Stored data entries:
** begin **

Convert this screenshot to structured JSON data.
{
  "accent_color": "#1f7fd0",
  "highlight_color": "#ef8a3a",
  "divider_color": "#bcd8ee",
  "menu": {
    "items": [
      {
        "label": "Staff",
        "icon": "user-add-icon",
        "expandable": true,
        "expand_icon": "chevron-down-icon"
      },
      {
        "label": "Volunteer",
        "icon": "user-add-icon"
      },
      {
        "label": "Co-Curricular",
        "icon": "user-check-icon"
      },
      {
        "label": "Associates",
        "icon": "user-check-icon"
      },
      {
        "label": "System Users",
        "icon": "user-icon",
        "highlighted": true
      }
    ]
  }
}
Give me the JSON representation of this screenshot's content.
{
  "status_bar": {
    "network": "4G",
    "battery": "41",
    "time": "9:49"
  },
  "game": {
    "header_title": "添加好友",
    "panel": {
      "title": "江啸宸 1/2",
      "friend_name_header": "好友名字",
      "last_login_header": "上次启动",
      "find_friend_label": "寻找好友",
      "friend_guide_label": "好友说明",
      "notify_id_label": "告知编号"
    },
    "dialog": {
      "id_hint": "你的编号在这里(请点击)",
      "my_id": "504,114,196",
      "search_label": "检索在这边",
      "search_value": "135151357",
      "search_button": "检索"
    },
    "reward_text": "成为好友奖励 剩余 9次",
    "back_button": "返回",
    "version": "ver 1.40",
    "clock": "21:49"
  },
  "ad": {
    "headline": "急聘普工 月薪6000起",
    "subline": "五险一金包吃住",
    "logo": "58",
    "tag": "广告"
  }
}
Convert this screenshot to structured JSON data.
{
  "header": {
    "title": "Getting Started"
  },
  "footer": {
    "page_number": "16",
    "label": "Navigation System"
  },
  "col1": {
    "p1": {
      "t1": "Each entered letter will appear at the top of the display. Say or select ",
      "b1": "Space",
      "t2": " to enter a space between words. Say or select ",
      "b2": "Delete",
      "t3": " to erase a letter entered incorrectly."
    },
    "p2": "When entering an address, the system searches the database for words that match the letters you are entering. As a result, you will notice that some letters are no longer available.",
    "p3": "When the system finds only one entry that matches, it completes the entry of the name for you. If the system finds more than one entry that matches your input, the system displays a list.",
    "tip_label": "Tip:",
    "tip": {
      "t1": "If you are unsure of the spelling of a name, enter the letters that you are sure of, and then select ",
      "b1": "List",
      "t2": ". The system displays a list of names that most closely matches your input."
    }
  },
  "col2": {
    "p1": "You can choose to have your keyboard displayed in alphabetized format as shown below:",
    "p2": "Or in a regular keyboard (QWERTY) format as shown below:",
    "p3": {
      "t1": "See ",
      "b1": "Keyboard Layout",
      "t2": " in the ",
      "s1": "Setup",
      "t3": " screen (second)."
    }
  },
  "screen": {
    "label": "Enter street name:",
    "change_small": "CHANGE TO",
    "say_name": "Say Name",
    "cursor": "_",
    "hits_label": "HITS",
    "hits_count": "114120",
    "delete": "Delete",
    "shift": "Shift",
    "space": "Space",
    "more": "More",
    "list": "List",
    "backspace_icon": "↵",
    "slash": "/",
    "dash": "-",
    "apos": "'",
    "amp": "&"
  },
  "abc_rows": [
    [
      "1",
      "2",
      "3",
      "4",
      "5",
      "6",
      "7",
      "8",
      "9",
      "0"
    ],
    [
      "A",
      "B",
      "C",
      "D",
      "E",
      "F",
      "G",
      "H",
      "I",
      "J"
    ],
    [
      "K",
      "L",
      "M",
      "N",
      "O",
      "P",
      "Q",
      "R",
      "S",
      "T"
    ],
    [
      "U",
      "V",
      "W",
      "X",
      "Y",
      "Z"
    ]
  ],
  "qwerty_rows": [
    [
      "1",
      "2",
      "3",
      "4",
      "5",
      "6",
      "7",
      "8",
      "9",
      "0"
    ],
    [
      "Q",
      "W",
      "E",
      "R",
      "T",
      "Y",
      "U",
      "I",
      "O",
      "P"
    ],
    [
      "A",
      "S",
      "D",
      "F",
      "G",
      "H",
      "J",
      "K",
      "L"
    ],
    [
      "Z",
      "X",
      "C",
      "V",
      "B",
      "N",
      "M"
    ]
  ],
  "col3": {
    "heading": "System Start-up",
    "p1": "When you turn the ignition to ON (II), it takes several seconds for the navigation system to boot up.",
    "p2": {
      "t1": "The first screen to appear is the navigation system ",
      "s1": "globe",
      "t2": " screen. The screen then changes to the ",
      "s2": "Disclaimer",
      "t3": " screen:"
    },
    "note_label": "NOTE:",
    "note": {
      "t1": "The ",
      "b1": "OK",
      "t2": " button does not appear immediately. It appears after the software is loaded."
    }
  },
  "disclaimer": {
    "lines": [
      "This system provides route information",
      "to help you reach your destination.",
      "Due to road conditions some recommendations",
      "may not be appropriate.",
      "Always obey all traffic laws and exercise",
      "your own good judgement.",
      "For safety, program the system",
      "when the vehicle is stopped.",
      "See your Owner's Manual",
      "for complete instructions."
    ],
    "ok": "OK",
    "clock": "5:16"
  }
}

** end **

Instructions for the task
A single figure is required: the number of lines above in which the word "input" occurs.

Result of this exercise
2